__DIRECTIONS__
Copy the records below word for word, from their first line through the line containing "candle [64,290,70,309]", including both of those lines.

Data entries
———
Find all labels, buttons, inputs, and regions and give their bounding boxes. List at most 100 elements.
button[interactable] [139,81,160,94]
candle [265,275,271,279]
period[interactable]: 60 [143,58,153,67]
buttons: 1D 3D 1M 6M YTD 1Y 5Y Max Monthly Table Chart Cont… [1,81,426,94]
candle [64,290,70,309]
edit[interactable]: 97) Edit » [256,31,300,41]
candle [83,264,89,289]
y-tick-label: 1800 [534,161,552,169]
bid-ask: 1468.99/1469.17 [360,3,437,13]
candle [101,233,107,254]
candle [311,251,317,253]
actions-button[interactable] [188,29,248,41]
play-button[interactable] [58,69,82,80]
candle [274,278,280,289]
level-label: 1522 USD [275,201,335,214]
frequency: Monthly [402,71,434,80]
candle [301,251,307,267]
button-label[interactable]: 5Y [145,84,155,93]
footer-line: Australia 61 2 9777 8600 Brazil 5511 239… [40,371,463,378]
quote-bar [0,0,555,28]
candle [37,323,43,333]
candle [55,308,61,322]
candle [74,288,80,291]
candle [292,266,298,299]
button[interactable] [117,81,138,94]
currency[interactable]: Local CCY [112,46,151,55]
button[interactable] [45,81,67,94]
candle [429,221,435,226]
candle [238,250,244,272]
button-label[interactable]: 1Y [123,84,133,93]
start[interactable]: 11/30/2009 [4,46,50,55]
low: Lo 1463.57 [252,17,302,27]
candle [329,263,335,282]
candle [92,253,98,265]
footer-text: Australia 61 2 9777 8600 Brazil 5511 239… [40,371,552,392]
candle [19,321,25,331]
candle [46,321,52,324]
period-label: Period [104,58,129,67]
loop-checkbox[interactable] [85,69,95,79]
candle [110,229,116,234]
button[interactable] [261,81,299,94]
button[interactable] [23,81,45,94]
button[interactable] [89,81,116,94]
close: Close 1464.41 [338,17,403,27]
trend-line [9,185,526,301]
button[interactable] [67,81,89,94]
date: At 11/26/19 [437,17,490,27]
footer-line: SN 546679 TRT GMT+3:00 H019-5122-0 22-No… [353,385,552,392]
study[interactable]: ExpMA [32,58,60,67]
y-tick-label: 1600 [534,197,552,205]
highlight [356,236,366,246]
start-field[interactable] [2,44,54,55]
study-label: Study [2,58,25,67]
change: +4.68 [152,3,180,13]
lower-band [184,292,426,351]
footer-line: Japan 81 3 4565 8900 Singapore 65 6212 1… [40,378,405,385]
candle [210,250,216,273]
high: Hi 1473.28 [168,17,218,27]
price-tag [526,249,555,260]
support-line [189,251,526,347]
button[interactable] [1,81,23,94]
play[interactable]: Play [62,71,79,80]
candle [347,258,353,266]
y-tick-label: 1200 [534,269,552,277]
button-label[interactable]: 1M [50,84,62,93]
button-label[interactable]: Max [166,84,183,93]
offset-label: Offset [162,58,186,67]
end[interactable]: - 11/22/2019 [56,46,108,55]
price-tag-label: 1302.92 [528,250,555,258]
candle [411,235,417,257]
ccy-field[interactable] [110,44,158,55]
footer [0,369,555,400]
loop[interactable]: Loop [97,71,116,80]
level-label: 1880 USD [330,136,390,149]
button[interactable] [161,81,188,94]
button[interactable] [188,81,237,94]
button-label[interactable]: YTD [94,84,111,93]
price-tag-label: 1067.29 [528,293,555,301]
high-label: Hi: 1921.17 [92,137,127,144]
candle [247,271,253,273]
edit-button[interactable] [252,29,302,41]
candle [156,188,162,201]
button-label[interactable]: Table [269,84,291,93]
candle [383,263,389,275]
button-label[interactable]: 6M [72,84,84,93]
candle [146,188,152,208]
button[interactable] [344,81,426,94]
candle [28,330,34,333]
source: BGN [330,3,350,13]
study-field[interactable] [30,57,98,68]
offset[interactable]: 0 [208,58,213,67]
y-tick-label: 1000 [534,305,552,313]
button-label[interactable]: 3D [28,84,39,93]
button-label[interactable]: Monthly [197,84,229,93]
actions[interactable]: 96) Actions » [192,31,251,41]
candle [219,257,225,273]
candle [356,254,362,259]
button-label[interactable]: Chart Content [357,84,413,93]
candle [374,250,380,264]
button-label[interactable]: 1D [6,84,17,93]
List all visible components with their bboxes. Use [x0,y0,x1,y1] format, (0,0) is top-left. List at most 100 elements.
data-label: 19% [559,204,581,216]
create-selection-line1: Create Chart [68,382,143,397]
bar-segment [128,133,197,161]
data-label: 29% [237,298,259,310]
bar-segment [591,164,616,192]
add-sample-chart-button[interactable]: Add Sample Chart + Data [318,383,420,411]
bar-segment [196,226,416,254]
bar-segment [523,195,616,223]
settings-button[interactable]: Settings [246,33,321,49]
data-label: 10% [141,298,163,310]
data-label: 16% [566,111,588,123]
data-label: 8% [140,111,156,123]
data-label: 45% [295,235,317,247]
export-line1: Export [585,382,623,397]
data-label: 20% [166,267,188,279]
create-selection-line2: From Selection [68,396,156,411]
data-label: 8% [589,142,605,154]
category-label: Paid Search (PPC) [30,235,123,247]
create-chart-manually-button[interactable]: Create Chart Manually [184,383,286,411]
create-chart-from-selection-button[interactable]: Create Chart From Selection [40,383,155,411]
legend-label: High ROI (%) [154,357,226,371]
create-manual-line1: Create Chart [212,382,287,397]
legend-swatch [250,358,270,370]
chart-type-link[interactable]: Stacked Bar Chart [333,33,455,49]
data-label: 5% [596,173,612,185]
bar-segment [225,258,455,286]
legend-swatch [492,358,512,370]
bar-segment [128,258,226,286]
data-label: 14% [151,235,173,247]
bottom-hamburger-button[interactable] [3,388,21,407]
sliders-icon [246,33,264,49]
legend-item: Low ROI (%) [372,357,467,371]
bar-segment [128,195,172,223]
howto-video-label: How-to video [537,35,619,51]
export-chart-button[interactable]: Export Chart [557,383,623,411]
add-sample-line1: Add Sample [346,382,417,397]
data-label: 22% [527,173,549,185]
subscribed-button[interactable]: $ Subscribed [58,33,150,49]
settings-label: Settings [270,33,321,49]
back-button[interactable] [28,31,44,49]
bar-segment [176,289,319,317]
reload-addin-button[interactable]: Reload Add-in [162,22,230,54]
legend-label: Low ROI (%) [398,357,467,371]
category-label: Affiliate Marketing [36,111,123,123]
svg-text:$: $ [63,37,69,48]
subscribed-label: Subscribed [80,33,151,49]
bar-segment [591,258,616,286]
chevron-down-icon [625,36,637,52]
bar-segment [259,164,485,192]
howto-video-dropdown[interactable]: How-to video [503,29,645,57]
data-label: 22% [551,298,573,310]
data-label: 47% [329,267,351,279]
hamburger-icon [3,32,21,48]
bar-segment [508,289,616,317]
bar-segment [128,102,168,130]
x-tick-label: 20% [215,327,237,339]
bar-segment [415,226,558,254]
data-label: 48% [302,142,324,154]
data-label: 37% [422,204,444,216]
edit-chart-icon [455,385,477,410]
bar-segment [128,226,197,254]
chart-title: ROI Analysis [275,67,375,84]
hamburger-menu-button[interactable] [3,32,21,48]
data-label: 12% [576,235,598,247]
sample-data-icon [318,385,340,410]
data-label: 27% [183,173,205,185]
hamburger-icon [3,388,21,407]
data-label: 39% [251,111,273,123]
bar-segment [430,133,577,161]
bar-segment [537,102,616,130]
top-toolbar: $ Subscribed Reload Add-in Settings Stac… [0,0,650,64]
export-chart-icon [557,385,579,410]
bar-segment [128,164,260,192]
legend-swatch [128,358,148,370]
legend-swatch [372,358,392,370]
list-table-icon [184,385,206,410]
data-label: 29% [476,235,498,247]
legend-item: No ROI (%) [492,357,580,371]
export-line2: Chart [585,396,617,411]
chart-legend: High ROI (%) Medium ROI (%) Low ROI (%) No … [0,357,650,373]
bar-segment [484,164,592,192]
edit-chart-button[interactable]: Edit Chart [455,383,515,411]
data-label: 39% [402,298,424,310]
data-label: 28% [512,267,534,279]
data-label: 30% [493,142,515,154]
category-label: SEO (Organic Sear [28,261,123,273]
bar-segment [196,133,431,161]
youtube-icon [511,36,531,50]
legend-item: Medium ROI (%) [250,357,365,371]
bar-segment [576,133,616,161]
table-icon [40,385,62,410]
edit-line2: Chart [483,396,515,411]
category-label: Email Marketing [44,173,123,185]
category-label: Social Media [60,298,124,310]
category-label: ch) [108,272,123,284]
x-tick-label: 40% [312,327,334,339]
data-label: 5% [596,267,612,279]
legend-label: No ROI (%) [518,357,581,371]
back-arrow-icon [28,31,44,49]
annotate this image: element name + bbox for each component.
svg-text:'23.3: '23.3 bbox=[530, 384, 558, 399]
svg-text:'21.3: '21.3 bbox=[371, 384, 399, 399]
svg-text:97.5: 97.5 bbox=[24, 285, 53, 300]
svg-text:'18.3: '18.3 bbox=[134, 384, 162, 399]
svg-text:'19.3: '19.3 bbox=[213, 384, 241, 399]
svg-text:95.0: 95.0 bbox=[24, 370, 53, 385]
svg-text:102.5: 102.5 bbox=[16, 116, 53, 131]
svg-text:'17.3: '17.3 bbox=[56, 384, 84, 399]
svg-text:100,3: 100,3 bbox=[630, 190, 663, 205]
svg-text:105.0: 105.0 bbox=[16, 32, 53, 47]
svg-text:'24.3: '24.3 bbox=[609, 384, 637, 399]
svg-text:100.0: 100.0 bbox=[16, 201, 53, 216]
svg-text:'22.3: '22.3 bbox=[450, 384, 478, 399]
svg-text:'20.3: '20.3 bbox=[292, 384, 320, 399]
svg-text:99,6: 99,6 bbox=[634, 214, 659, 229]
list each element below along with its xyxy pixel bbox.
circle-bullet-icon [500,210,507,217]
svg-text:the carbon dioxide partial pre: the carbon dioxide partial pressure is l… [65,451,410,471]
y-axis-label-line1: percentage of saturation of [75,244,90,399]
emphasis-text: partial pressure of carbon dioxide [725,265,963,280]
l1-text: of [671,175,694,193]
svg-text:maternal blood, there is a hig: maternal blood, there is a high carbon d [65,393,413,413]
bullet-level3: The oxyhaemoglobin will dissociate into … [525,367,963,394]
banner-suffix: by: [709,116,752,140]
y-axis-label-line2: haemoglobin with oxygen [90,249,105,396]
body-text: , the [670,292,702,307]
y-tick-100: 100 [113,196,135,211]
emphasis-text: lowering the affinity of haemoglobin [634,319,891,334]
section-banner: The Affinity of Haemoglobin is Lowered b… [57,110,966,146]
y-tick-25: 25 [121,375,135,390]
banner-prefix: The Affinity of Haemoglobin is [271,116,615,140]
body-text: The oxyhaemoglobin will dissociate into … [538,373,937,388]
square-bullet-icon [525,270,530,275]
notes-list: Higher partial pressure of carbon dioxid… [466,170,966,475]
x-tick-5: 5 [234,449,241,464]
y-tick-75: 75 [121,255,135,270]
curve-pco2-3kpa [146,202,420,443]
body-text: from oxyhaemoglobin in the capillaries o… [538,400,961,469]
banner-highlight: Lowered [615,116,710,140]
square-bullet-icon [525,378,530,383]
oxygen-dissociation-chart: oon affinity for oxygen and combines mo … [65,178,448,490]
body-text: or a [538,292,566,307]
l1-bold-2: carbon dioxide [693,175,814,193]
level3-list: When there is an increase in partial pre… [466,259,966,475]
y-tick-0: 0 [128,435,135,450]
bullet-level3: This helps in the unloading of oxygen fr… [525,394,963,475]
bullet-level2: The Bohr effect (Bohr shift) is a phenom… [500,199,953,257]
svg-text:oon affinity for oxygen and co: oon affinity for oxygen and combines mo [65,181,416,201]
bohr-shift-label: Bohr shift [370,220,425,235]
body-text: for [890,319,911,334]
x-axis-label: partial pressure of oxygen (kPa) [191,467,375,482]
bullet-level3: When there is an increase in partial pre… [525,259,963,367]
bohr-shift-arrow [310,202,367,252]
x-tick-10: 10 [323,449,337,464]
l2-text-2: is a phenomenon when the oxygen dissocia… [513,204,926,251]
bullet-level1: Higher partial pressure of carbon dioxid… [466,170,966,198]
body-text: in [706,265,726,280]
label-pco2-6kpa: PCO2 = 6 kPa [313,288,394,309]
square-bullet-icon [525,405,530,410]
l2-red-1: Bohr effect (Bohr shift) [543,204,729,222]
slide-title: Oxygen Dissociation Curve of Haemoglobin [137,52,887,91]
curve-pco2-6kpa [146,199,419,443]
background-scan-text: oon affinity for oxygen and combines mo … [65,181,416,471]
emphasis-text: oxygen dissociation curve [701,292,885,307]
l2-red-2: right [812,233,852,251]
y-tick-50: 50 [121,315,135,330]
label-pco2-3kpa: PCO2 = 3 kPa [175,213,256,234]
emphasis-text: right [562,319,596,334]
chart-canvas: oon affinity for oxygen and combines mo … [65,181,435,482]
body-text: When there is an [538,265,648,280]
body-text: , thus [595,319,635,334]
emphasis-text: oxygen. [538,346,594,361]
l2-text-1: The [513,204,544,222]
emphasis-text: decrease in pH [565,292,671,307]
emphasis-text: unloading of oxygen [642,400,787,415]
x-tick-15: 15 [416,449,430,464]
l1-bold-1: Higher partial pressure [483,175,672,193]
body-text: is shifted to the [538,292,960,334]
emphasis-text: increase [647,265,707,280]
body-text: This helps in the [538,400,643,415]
———
__WORKED SOLUTION__
Find all labels, buttons, inputs, and regions and give their bounding boxes. List at most 100 elements.
button[interactable] [139,81,160,94]
candle [265,275,271,279]
period[interactable]: 60 [143,58,153,67]
buttons: 1D 3D 1M 6M YTD 1Y 5Y Max Monthly Table Chart Cont… [1,81,426,94]
candle [64,290,70,309]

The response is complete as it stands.